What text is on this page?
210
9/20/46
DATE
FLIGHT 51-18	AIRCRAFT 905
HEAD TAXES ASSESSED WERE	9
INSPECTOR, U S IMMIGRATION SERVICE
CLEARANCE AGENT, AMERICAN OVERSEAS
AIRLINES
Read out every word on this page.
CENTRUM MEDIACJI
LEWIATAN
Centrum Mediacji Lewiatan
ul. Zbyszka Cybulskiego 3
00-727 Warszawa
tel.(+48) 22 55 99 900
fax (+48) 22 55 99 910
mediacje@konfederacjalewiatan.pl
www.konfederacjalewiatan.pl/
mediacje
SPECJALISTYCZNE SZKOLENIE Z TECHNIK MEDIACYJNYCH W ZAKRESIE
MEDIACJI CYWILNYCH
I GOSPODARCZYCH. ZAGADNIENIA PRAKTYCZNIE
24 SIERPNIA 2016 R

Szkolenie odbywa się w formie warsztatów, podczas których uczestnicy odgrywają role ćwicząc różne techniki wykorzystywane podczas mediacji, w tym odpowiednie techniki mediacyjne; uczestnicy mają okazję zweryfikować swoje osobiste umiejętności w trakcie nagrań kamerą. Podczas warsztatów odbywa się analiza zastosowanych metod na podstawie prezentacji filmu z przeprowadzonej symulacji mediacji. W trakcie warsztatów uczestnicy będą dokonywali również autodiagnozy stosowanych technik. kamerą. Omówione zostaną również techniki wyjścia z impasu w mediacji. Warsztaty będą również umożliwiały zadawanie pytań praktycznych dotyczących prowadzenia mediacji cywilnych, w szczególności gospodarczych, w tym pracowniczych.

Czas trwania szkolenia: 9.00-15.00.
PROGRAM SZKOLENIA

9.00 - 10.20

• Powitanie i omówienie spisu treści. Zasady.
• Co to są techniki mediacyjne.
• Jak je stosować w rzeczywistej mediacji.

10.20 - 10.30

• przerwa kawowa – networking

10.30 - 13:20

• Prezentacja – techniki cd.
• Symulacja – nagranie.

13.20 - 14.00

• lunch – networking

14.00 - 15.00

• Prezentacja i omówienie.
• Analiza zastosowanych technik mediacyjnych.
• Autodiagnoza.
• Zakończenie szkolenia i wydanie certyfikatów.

**GIVEN INSTRUCTION**
For the listing above, give the number of lines in which the string "this" occurs, and nothing else.

**SOLVED EXERCISE**
2